== Data to use ==
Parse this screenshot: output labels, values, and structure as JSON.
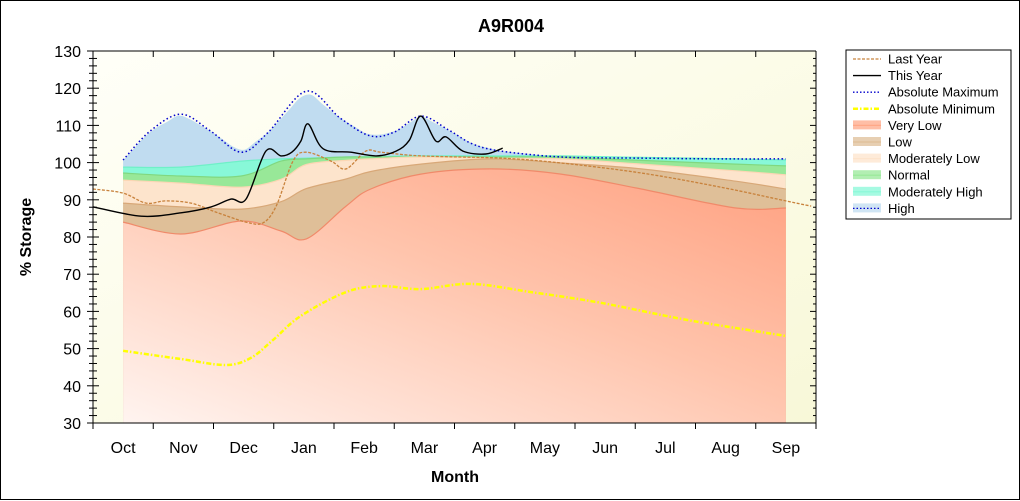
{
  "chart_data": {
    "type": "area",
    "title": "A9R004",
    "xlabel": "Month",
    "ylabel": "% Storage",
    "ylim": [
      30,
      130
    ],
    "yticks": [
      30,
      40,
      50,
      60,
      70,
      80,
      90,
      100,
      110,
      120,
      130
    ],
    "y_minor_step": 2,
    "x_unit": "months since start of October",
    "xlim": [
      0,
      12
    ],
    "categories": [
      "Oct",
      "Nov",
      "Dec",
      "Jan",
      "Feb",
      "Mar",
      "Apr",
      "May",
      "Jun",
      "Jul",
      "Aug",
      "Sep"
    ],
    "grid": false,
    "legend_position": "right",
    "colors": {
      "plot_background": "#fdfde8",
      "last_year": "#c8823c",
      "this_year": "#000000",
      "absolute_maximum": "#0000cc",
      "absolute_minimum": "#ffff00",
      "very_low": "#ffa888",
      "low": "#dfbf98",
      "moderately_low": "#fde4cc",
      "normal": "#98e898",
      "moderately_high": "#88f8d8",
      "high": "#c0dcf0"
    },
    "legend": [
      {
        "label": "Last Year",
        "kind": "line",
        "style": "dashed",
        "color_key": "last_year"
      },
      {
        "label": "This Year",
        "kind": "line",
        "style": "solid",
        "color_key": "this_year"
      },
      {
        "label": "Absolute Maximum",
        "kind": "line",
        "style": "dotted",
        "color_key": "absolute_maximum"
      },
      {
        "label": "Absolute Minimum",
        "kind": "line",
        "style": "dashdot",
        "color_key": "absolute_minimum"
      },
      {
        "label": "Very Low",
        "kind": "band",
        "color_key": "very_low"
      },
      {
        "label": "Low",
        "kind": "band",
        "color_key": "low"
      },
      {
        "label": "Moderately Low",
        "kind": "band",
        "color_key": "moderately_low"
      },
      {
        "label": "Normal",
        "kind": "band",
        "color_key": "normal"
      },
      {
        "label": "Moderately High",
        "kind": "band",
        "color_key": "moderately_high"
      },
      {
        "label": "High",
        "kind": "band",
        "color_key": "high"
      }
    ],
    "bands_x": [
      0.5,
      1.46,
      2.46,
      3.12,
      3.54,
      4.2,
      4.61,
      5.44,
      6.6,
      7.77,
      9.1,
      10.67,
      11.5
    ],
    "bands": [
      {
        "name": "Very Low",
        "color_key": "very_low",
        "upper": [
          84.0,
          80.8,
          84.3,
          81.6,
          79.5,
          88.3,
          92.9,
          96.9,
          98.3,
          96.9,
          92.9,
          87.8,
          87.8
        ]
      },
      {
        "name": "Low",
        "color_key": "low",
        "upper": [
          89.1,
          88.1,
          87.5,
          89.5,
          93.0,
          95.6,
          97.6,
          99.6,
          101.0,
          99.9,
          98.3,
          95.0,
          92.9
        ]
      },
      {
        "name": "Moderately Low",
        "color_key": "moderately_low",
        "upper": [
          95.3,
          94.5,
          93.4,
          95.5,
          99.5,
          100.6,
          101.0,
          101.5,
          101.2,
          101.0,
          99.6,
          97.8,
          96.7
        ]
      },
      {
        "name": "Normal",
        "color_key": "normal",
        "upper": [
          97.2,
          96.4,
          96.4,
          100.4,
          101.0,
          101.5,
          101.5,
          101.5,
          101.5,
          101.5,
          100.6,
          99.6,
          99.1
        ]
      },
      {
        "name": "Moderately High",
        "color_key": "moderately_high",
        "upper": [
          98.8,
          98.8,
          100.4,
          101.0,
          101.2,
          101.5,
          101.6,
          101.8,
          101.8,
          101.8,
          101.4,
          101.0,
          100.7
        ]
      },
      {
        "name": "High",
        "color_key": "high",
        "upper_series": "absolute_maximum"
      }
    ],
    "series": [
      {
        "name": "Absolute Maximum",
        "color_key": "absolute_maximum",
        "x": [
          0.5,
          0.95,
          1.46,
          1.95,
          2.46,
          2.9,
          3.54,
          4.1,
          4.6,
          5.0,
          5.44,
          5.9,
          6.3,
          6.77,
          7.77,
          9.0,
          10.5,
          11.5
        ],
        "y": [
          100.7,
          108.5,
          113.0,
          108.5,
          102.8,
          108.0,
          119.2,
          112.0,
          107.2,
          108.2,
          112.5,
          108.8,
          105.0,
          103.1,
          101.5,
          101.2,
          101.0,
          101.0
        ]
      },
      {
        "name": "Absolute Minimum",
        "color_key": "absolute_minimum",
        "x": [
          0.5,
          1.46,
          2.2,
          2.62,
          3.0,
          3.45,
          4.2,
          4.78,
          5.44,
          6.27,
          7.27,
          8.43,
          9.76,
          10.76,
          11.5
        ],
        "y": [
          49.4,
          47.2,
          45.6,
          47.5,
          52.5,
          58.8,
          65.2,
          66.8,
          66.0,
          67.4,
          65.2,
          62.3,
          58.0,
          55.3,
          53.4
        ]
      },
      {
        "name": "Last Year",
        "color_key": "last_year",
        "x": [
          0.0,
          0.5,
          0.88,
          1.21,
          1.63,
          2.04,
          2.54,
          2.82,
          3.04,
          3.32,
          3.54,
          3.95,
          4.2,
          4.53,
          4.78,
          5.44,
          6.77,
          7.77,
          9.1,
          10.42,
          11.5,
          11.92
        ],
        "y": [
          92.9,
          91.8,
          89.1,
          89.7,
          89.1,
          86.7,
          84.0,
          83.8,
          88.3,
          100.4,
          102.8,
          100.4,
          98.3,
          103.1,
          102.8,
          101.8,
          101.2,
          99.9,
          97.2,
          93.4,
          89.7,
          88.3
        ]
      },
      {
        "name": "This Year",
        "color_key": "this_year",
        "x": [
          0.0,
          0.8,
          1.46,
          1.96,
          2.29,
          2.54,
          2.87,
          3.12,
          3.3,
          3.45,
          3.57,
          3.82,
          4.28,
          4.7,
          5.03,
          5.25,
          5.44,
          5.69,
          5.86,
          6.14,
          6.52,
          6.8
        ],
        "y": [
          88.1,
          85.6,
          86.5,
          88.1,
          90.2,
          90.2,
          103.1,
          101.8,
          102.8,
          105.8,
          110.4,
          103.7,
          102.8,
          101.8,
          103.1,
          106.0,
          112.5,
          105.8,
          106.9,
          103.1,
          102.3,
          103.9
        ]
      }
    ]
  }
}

== Task objective ==
Restate the data above exactly, stripping out each image.

== Response to the exercise ==
Parse this screenshot: output labels, values, and structure as JSON.
{
  "chart_data": {
    "type": "area",
    "title": "A9R004",
    "xlabel": "Month",
    "ylabel": "% Storage",
    "ylim": [
      30,
      130
    ],
    "yticks": [
      30,
      40,
      50,
      60,
      70,
      80,
      90,
      100,
      110,
      120,
      130
    ],
    "y_minor_step": 2,
    "x_unit": "months since start of October",
    "xlim": [
      0,
      12
    ],
    "categories": [
      "Oct",
      "Nov",
      "Dec",
      "Jan",
      "Feb",
      "Mar",
      "Apr",
      "May",
      "Jun",
      "Jul",
      "Aug",
      "Sep"
    ],
    "grid": false,
    "legend_position": "right",
    "colors": {
      "plot_background": "#fdfde8",
      "last_year": "#c8823c",
      "this_year": "#000000",
      "absolute_maximum": "#0000cc",
      "absolute_minimum": "#ffff00",
      "very_low": "#ffa888",
      "low": "#dfbf98",
      "moderately_low": "#fde4cc",
      "normal": "#98e898",
      "moderately_high": "#88f8d8",
      "high": "#c0dcf0"
    },
    "legend": [
      {
        "label": "Last Year",
        "kind": "line",
        "style": "dashed",
        "color_key": "last_year"
      },
      {
        "label": "This Year",
        "kind": "line",
        "style": "solid",
        "color_key": "this_year"
      },
      {
        "label": "Absolute Maximum",
        "kind": "line",
        "style": "dotted",
        "color_key": "absolute_maximum"
      },
      {
        "label": "Absolute Minimum",
        "kind": "line",
        "style": "dashdot",
        "color_key": "absolute_minimum"
      },
      {
        "label": "Very Low",
        "kind": "band",
        "color_key": "very_low"
      },
      {
        "label": "Low",
        "kind": "band",
        "color_key": "low"
      },
      {
        "label": "Moderately Low",
        "kind": "band",
        "color_key": "moderately_low"
      },
      {
        "label": "Normal",
        "kind": "band",
        "color_key": "normal"
      },
      {
        "label": "Moderately High",
        "kind": "band",
        "color_key": "moderately_high"
      },
      {
        "label": "High",
        "kind": "band",
        "color_key": "high"
      }
    ],
    "bands_x": [
      0.5,
      1.46,
      2.46,
      3.12,
      3.54,
      4.2,
      4.61,
      5.44,
      6.6,
      7.77,
      9.1,
      10.67,
      11.5
    ],
    "bands": [
      {
        "name": "Very Low",
        "color_key": "very_low",
        "upper": [
          84.0,
          80.8,
          84.3,
          81.6,
          79.5,
          88.3,
          92.9,
          96.9,
          98.3,
          96.9,
          92.9,
          87.8,
          87.8
        ]
      },
      {
        "name": "Low",
        "color_key": "low",
        "upper": [
          89.1,
          88.1,
          87.5,
          89.5,
          93.0,
          95.6,
          97.6,
          99.6,
          101.0,
          99.9,
          98.3,
          95.0,
          92.9
        ]
      },
      {
        "name": "Moderately Low",
        "color_key": "moderately_low",
        "upper": [
          95.3,
          94.5,
          93.4,
          95.5,
          99.5,
          100.6,
          101.0,
          101.5,
          101.2,
          101.0,
          99.6,
          97.8,
          96.7
        ]
      },
      {
        "name": "Normal",
        "color_key": "normal",
        "upper": [
          97.2,
          96.4,
          96.4,
          100.4,
          101.0,
          101.5,
          101.5,
          101.5,
          101.5,
          101.5,
          100.6,
          99.6,
          99.1
        ]
      },
      {
        "name": "Moderately High",
        "color_key": "moderately_high",
        "upper": [
          98.8,
          98.8,
          100.4,
          101.0,
          101.2,
          101.5,
          101.6,
          101.8,
          101.8,
          101.8,
          101.4,
          101.0,
          100.7
        ]
      },
      {
        "name": "High",
        "color_key": "high",
        "upper_series": "absolute_maximum"
      }
    ],
    "series": [
      {
        "name": "Absolute Maximum",
        "color_key": "absolute_maximum",
        "x": [
          0.5,
          0.95,
          1.46,
          1.95,
          2.46,
          2.9,
          3.54,
          4.1,
          4.6,
          5.0,
          5.44,
          5.9,
          6.3,
          6.77,
          7.77,
          9.0,
          10.5,
          11.5
        ],
        "y": [
          100.7,
          108.5,
          113.0,
          108.5,
          102.8,
          108.0,
          119.2,
          112.0,
          107.2,
          108.2,
          112.5,
          108.8,
          105.0,
          103.1,
          101.5,
          101.2,
          101.0,
          101.0
        ]
      },
      {
        "name": "Absolute Minimum",
        "color_key": "absolute_minimum",
        "x": [
          0.5,
          1.46,
          2.2,
          2.62,
          3.0,
          3.45,
          4.2,
          4.78,
          5.44,
          6.27,
          7.27,
          8.43,
          9.76,
          10.76,
          11.5
        ],
        "y": [
          49.4,
          47.2,
          45.6,
          47.5,
          52.5,
          58.8,
          65.2,
          66.8,
          66.0,
          67.4,
          65.2,
          62.3,
          58.0,
          55.3,
          53.4
        ]
      },
      {
        "name": "Last Year",
        "color_key": "last_year",
        "x": [
          0.0,
          0.5,
          0.88,
          1.21,
          1.63,
          2.04,
          2.54,
          2.82,
          3.04,
          3.32,
          3.54,
          3.95,
          4.2,
          4.53,
          4.78,
          5.44,
          6.77,
          7.77,
          9.1,
          10.42,
          11.5,
          11.92
        ],
        "y": [
          92.9,
          91.8,
          89.1,
          89.7,
          89.1,
          86.7,
          84.0,
          83.8,
          88.3,
          100.4,
          102.8,
          100.4,
          98.3,
          103.1,
          102.8,
          101.8,
          101.2,
          99.9,
          97.2,
          93.4,
          89.7,
          88.3
        ]
      },
      {
        "name": "This Year",
        "color_key": "this_year",
        "x": [
          0.0,
          0.8,
          1.46,
          1.96,
          2.29,
          2.54,
          2.87,
          3.12,
          3.3,
          3.45,
          3.57,
          3.82,
          4.28,
          4.7,
          5.03,
          5.25,
          5.44,
          5.69,
          5.86,
          6.14,
          6.52,
          6.8
        ],
        "y": [
          88.1,
          85.6,
          86.5,
          88.1,
          90.2,
          90.2,
          103.1,
          101.8,
          102.8,
          105.8,
          110.4,
          103.7,
          102.8,
          101.8,
          103.1,
          106.0,
          112.5,
          105.8,
          106.9,
          103.1,
          102.3,
          103.9
        ]
      }
    ]
  }
}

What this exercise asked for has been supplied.